TASK INSTRUCTIONS -> In the material below, identify each line bearing the word "GMRES". Reproduce those lines.

= = = =

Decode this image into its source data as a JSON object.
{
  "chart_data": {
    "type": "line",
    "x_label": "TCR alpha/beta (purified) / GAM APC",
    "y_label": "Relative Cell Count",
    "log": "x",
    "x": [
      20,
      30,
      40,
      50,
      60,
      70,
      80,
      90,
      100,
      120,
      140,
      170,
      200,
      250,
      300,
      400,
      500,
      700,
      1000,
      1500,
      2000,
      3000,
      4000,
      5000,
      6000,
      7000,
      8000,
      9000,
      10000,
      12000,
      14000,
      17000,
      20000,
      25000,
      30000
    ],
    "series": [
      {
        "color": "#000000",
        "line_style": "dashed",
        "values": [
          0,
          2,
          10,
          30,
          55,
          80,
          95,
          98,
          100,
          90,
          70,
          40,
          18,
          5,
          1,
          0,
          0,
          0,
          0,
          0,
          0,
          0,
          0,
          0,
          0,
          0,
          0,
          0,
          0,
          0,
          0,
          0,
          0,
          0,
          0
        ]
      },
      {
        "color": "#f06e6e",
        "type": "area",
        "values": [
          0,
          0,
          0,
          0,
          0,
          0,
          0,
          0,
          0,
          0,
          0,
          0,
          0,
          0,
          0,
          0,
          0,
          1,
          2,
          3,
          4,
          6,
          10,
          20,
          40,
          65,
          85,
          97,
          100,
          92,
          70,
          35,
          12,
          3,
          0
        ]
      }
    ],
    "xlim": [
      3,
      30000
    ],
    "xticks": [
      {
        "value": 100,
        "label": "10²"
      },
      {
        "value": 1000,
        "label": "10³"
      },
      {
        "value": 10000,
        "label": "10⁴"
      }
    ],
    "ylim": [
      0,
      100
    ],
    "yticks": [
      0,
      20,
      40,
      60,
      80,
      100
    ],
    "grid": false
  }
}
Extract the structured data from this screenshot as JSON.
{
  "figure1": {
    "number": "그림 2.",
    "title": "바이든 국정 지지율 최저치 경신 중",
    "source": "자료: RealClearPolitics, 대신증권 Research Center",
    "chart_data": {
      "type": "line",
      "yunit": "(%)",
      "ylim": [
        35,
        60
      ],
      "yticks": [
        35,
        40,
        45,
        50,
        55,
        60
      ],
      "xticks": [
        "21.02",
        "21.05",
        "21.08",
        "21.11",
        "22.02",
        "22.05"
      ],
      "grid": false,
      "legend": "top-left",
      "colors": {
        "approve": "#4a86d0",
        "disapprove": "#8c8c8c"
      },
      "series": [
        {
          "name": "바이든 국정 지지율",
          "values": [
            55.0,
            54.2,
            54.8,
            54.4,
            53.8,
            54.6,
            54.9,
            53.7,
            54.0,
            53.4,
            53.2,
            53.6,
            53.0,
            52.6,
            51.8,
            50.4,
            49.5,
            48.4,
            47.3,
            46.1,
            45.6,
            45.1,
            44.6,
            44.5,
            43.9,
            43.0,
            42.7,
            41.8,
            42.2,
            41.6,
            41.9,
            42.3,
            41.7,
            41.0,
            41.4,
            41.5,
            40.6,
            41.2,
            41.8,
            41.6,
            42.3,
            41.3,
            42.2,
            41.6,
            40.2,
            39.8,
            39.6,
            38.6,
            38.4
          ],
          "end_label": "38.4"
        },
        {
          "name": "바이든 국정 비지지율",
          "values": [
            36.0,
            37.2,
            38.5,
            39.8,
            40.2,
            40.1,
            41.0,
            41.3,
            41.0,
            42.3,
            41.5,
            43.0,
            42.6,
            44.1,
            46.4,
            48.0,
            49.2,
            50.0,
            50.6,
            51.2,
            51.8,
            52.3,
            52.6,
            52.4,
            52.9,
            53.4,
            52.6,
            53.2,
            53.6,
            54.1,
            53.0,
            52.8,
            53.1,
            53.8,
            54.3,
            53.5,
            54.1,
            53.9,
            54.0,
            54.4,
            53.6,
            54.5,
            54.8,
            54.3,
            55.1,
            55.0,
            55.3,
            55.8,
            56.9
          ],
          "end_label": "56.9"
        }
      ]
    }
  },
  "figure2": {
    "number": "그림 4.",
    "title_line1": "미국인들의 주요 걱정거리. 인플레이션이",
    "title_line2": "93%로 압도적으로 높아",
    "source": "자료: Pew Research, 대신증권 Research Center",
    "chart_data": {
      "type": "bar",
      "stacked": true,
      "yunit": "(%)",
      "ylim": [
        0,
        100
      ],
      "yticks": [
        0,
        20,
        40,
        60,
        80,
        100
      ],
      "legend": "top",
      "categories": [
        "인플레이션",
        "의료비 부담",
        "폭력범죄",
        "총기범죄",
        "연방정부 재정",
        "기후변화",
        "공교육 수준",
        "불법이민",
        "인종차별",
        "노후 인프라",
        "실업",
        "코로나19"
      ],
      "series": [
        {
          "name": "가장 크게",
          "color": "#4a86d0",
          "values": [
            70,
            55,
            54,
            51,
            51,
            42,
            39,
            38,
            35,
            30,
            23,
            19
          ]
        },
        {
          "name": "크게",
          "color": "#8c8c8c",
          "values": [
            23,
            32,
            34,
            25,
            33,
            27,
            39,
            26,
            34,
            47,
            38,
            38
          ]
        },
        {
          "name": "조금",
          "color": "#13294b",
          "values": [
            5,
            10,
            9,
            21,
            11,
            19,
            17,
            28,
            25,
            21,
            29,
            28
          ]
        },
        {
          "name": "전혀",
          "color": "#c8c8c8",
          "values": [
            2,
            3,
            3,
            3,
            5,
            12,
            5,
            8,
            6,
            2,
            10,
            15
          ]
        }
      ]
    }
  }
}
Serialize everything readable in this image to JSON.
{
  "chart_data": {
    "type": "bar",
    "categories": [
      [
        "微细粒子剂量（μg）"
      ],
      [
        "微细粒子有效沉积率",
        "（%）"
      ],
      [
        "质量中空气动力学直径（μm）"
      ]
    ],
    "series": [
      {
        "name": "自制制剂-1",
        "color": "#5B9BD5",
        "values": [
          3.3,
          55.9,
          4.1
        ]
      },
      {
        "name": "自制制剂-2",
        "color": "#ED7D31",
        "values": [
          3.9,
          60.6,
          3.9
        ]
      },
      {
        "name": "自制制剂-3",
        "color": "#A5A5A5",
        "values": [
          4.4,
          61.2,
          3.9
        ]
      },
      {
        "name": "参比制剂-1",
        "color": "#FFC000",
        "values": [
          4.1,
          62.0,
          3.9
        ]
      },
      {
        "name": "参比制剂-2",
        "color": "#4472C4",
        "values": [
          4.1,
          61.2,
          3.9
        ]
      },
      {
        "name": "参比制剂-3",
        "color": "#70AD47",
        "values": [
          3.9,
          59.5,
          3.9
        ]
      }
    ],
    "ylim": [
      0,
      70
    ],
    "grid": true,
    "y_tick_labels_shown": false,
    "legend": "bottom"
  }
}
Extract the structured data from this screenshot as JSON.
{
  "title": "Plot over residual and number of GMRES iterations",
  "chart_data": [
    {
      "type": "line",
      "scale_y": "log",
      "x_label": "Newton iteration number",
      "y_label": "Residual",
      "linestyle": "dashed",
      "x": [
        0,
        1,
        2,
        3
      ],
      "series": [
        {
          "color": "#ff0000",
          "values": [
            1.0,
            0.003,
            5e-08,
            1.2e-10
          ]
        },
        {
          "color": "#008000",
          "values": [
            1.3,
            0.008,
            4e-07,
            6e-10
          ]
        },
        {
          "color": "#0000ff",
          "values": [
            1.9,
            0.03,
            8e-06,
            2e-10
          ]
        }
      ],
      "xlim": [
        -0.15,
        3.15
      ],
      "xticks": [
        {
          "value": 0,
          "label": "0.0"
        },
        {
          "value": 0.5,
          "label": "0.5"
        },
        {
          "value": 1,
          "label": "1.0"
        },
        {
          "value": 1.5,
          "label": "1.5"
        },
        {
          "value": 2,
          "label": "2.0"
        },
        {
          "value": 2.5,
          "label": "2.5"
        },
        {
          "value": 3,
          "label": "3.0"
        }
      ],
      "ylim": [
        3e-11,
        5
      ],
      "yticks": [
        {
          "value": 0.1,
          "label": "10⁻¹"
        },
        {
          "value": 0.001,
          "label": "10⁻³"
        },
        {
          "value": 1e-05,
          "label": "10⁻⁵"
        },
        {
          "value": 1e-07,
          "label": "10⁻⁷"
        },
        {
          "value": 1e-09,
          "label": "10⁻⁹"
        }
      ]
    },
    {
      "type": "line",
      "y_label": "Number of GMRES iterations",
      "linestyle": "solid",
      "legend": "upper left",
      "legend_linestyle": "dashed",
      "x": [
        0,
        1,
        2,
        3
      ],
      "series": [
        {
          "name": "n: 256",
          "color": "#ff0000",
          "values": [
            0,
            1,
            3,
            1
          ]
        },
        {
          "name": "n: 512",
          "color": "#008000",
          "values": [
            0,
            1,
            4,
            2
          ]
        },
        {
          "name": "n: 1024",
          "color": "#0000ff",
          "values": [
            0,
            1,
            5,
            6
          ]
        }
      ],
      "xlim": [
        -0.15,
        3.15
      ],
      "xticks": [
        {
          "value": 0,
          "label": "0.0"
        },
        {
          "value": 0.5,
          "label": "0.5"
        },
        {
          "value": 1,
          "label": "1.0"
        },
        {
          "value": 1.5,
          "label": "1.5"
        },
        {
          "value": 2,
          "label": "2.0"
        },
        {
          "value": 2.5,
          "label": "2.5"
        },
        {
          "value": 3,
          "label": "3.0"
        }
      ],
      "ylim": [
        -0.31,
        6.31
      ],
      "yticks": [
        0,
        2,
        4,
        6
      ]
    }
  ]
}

= = = =

SOLVED EXERCISE ->
  "title": "Plot over residual and number of GMRES iterations",
      "y_label": "Number of GMRES iterations",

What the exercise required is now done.